Count lines holding the word "JSON". Only the number is wanted.

··· Records for the exercise ···

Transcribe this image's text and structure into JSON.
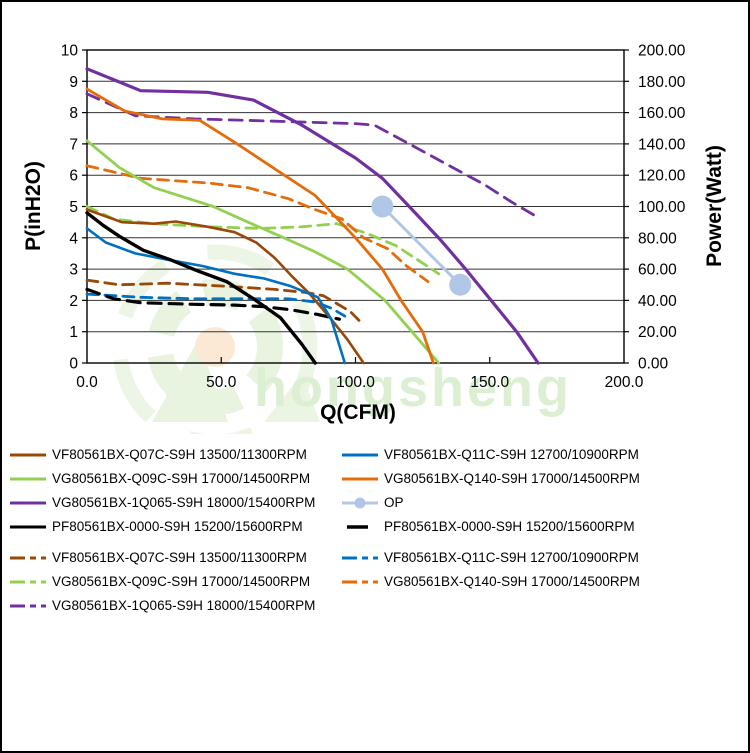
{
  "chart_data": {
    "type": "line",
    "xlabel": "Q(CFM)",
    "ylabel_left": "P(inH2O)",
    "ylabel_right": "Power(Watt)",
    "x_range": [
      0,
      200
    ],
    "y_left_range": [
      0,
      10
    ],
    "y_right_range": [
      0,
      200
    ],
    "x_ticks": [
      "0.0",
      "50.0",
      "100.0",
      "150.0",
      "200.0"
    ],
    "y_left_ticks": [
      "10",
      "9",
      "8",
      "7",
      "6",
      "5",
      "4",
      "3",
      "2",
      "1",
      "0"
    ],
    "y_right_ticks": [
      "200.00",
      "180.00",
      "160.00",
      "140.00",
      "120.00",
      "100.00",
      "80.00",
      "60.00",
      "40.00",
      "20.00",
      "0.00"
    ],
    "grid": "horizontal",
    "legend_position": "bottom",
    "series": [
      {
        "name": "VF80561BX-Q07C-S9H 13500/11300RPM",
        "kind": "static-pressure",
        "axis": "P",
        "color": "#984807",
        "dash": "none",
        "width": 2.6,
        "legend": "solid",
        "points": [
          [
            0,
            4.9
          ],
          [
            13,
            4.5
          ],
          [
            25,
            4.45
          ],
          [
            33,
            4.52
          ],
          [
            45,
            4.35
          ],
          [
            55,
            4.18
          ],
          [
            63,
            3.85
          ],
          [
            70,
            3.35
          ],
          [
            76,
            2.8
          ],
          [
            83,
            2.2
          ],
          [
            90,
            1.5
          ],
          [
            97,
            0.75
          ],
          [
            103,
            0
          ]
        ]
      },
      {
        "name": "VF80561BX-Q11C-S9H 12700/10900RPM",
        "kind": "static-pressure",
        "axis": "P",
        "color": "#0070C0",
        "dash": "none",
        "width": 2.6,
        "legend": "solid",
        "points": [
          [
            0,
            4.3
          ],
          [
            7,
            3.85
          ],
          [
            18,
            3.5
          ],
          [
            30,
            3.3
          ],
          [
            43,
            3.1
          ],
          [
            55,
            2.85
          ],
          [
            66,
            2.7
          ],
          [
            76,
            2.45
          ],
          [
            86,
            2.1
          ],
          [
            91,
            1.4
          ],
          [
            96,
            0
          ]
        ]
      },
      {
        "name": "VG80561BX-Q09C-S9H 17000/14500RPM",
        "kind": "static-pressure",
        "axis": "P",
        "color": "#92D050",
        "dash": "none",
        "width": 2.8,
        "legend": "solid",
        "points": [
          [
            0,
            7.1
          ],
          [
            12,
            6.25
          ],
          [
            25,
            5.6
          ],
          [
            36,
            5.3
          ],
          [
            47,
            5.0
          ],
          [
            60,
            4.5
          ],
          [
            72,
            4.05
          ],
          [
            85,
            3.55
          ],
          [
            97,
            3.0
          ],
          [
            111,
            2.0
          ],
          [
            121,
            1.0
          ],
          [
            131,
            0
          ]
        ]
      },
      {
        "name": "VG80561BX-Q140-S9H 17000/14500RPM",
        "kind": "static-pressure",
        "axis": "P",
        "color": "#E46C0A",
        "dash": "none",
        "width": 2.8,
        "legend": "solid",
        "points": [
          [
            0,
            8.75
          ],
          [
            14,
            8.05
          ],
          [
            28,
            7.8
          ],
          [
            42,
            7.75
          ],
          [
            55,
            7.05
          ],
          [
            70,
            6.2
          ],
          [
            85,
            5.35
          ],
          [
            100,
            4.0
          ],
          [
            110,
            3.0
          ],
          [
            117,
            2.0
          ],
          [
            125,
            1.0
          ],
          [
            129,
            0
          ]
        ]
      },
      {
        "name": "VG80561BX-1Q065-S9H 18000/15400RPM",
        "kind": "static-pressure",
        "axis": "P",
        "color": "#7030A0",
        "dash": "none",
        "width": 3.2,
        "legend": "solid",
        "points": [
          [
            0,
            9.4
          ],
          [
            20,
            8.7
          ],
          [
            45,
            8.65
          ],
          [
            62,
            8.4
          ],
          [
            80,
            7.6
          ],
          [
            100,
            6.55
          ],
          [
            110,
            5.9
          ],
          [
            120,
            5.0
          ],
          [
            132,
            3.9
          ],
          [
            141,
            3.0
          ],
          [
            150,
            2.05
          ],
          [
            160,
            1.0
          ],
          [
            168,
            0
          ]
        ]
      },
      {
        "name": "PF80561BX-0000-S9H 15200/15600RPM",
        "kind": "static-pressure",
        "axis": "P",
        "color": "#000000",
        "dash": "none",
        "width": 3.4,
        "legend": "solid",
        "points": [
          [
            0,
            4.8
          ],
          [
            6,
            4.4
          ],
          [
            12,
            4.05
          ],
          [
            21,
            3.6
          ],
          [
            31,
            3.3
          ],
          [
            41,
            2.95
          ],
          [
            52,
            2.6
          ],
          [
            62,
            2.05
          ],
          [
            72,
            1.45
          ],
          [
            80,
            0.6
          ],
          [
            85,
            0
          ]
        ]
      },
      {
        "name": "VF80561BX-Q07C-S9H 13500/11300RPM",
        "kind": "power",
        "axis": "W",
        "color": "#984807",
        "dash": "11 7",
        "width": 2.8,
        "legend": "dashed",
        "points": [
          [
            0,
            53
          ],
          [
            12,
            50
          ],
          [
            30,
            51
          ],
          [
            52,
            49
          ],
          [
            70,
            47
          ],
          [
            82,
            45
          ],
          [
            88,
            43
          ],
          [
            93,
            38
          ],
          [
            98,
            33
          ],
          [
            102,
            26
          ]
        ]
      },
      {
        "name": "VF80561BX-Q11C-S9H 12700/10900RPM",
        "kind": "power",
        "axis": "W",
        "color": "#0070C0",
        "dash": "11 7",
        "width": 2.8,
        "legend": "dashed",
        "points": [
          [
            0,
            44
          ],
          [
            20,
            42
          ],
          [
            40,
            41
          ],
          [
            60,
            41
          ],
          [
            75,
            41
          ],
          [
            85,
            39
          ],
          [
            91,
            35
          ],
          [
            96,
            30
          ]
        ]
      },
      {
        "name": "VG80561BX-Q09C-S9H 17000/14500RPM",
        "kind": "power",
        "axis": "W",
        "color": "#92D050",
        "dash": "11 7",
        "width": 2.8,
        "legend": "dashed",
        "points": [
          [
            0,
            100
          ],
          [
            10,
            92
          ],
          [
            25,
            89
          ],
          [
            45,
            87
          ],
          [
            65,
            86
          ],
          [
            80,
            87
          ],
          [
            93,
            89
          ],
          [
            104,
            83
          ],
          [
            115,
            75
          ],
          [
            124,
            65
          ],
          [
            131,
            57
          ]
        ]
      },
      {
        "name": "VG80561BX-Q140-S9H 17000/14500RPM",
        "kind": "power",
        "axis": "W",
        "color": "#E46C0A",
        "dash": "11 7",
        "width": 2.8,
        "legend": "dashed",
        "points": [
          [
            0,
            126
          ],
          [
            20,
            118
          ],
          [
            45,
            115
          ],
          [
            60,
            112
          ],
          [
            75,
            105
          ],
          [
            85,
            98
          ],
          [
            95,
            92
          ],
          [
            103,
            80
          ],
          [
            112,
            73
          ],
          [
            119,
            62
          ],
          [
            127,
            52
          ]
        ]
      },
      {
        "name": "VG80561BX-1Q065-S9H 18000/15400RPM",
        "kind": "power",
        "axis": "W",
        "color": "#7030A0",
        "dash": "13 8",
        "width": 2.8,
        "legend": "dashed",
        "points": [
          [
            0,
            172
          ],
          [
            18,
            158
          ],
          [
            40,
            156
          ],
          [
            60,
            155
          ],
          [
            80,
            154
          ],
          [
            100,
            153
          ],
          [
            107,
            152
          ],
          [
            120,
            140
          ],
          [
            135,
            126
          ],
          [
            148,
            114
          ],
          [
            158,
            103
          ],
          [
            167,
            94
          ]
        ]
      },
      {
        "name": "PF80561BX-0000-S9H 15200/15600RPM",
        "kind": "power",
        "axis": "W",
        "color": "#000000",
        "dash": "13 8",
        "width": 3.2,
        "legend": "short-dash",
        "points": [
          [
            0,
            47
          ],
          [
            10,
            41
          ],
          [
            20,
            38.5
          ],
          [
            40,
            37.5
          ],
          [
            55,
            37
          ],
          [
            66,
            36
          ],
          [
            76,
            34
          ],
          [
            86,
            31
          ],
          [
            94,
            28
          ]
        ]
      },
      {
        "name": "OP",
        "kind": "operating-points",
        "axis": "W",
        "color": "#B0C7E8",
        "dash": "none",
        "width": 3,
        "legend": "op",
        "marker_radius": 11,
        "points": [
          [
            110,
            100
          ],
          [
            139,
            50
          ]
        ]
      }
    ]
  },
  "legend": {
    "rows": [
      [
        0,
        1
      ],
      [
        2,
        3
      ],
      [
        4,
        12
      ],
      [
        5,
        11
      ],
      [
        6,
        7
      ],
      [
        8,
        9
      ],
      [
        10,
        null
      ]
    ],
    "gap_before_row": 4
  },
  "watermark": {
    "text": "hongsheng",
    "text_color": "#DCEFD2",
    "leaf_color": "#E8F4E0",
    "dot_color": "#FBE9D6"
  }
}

···
··· Records for the exercise ···

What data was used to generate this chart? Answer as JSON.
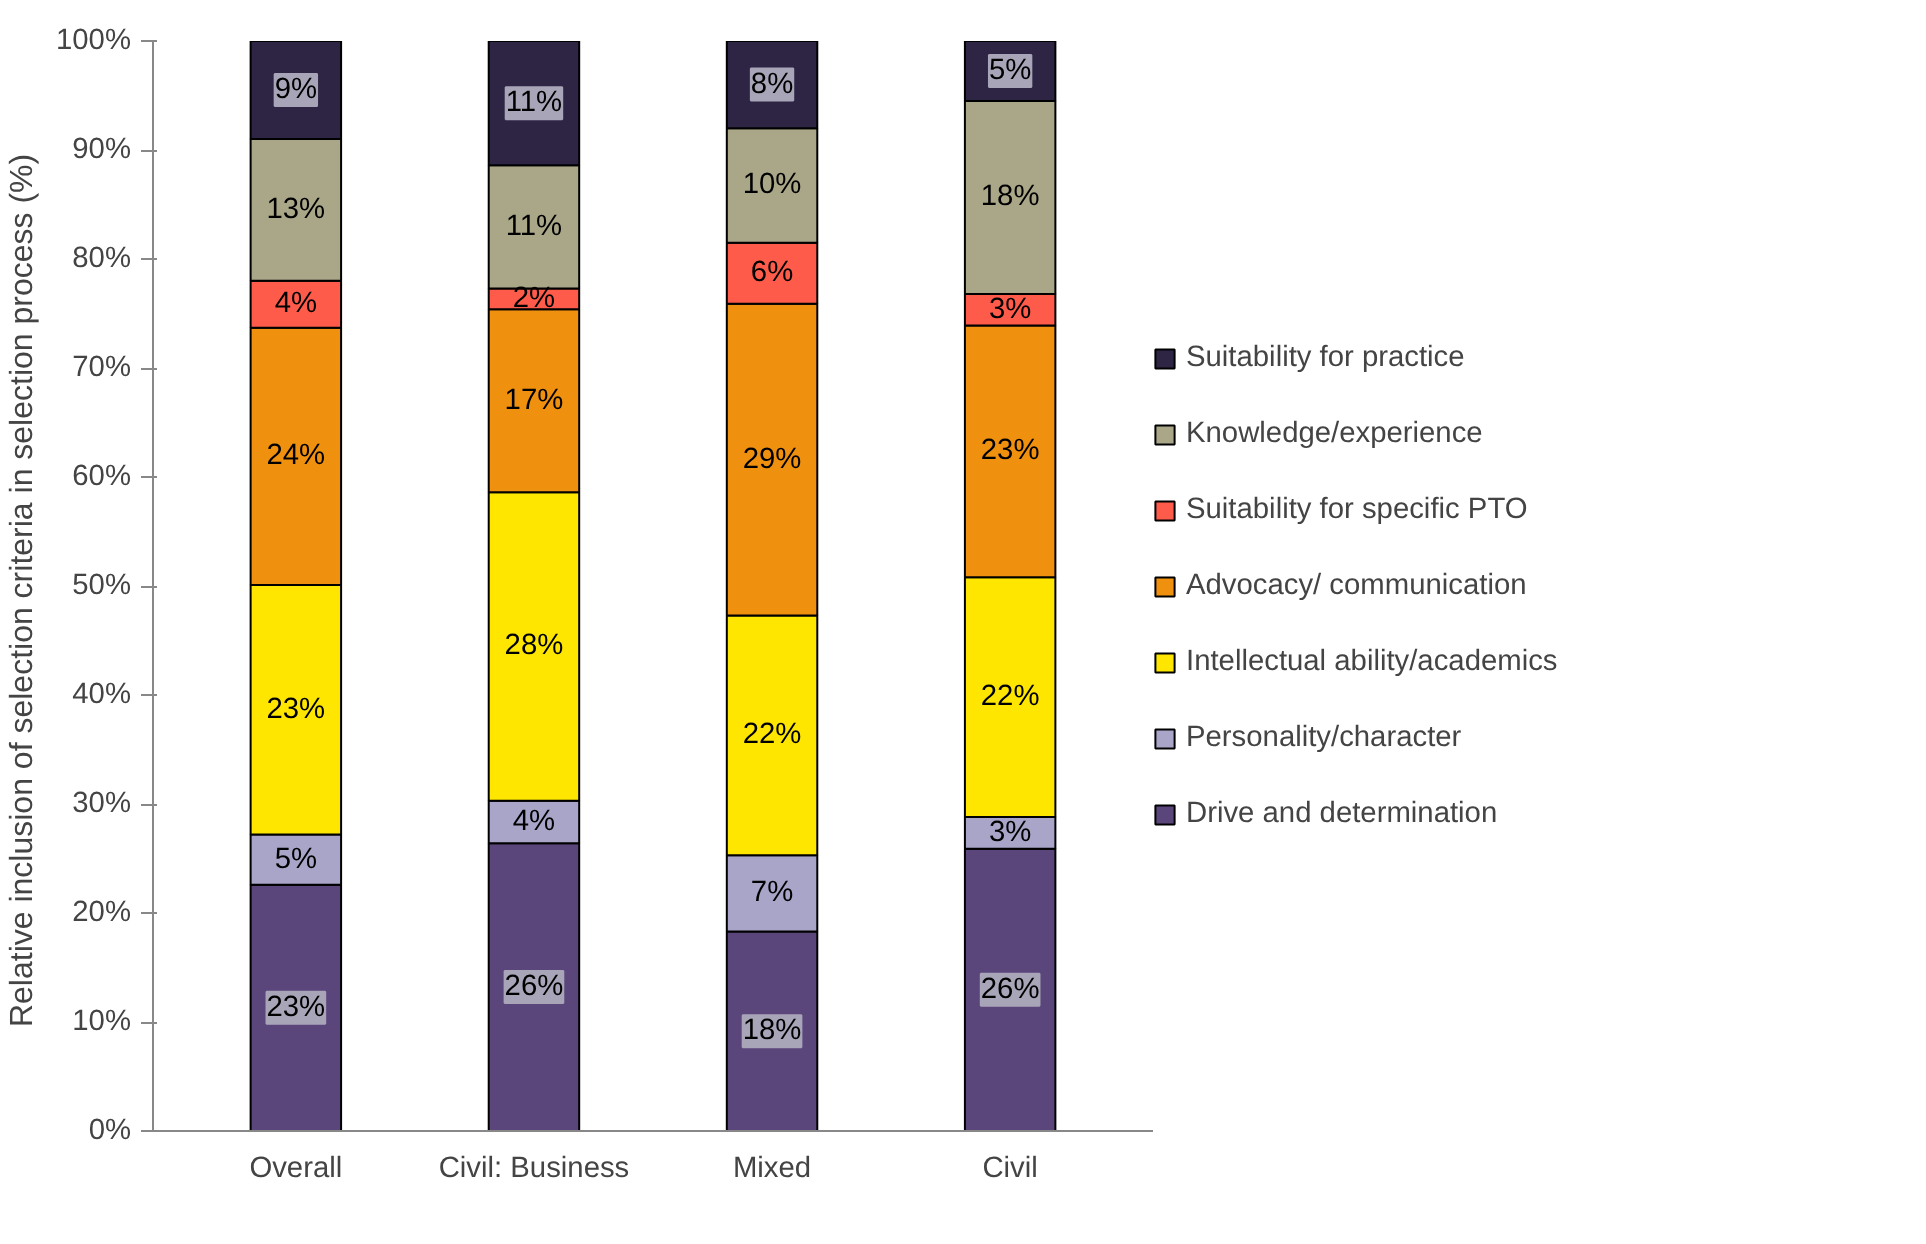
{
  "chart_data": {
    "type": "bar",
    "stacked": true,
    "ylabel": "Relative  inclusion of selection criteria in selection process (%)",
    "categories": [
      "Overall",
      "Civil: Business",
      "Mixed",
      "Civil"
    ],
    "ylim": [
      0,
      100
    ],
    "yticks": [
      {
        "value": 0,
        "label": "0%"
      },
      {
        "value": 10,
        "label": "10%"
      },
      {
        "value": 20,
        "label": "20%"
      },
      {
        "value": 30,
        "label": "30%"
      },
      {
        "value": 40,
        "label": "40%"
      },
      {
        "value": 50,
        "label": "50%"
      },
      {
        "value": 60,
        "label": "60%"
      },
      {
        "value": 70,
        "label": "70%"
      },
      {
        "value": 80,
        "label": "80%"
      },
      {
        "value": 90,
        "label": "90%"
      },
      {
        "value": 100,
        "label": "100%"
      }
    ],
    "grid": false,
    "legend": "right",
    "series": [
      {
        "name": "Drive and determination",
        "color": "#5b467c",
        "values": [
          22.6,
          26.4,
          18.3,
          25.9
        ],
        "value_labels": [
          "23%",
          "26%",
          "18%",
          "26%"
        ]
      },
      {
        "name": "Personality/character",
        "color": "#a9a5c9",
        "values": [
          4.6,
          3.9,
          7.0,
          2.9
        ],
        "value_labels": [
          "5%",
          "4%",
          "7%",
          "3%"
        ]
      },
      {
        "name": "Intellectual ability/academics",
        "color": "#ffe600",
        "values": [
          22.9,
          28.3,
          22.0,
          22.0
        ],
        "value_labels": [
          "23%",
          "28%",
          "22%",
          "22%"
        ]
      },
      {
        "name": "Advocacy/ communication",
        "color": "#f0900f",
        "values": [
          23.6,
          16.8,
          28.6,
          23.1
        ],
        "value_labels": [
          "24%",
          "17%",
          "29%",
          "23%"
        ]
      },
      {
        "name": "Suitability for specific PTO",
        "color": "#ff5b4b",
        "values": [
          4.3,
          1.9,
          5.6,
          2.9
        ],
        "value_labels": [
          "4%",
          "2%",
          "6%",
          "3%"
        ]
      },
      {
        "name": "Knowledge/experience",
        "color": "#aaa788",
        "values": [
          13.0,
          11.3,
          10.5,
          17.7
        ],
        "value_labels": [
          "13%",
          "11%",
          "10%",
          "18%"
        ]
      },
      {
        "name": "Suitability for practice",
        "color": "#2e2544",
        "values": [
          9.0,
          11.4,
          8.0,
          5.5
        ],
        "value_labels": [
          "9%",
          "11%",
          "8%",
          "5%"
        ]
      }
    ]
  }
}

···
··· Records for the exercise ···

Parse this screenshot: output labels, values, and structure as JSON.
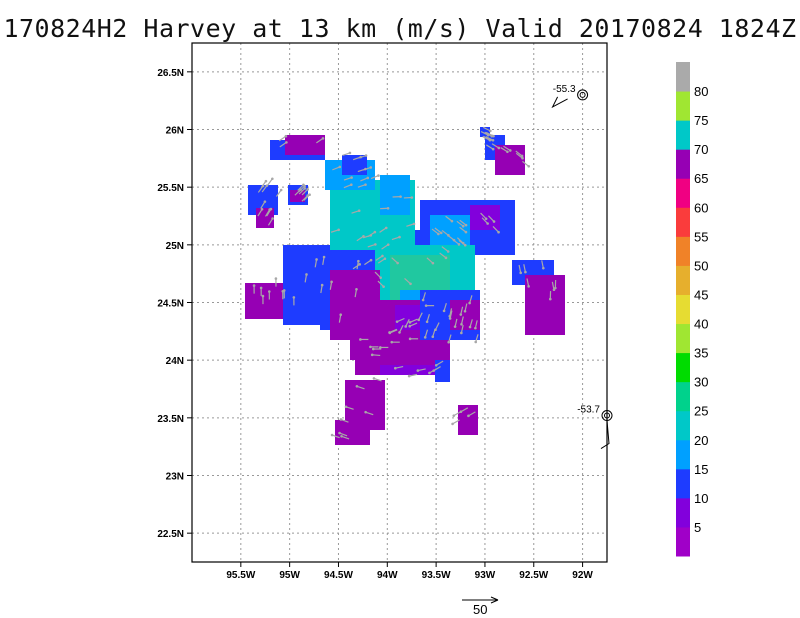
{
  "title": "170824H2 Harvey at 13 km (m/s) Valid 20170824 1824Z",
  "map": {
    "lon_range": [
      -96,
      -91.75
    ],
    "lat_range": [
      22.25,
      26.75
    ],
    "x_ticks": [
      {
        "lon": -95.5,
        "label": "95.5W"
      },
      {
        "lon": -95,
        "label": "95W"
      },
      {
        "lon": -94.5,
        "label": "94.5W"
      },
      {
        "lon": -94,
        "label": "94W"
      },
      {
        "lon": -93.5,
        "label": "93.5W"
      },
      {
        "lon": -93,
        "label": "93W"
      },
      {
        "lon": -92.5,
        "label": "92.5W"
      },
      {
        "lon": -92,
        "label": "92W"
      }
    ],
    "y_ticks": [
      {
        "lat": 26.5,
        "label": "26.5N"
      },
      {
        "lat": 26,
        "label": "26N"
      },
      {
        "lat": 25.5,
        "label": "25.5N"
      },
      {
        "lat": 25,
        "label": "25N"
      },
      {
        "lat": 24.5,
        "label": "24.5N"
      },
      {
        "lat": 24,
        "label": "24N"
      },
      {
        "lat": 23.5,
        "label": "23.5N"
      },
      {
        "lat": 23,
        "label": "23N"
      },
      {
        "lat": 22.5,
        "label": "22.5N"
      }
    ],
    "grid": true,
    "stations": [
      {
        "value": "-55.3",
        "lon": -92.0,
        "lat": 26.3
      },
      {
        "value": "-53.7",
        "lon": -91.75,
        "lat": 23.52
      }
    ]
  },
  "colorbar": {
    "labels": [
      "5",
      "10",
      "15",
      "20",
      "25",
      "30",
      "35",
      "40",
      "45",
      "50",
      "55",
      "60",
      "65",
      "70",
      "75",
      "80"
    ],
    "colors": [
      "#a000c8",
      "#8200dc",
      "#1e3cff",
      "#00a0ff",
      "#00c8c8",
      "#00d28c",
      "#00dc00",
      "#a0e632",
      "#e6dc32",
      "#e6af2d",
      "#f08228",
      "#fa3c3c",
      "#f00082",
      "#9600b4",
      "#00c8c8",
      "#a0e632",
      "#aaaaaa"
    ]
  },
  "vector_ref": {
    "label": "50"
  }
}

···

#### Response:
3